PROBLEM DESCRIPTION
For each line below that contains the string "entry", copy that line.

RECORDS TO PROCESS
>> BEGIN

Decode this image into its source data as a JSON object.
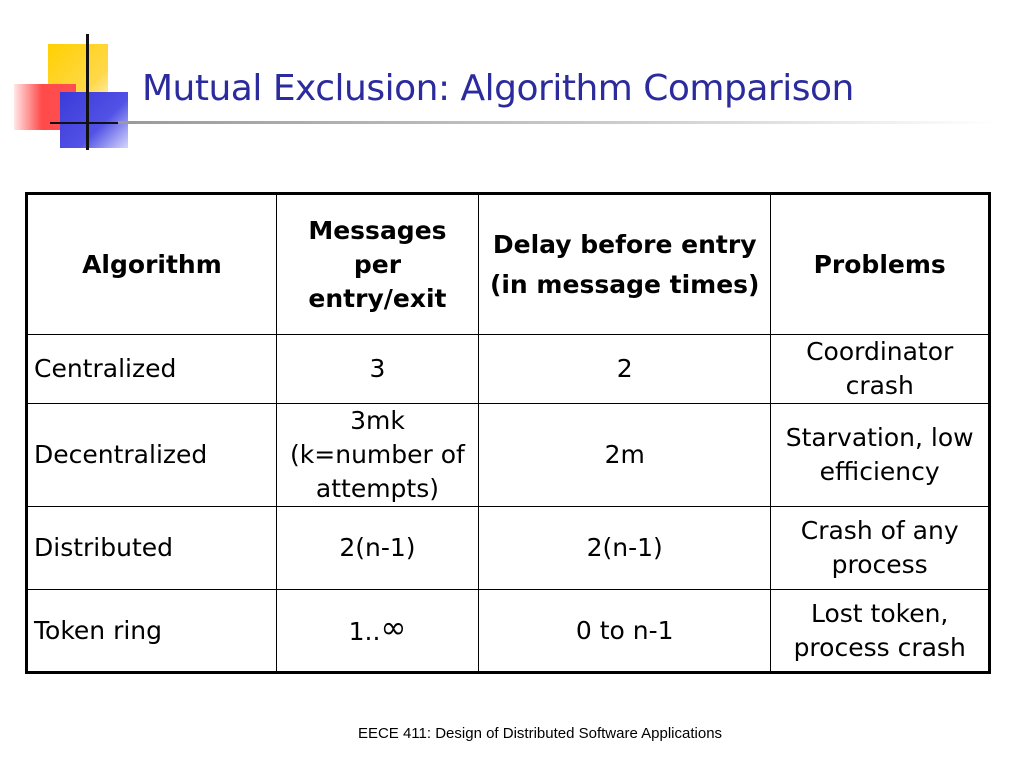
{
  "slide": {
    "title": "Mutual Exclusion: Algorithm Comparison",
    "footer": "EECE 411: Design of Distributed Software Applications"
  },
  "table": {
    "headers": [
      {
        "label": "Algorithm"
      },
      {
        "label": "Messages per entry/exit"
      },
      {
        "label_line1": "Delay before entry",
        "label_line2": "(in message times)"
      },
      {
        "label": "Problems"
      }
    ],
    "rows": [
      {
        "algorithm": "Centralized",
        "messages": "3",
        "delay": "2",
        "problems": "Coordinator crash"
      },
      {
        "algorithm": "Decentralized",
        "messages": "3mk (k=number of attempts)",
        "delay": "2m",
        "problems": "Starvation, low efficiency"
      },
      {
        "algorithm": "Distributed",
        "messages": "2(n-1)",
        "delay": "2(n-1)",
        "problems": "Crash of any process"
      },
      {
        "algorithm": "Token ring",
        "messages_prefix": "1..",
        "messages_symbol": "∞",
        "delay": "0 to n-1",
        "problems": "Lost token, process crash"
      }
    ]
  }
}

>> END

ANSWER TO THIS PROBLEM
        "label": "Messages per entry/exit"
        "label_line1": "Delay before entry",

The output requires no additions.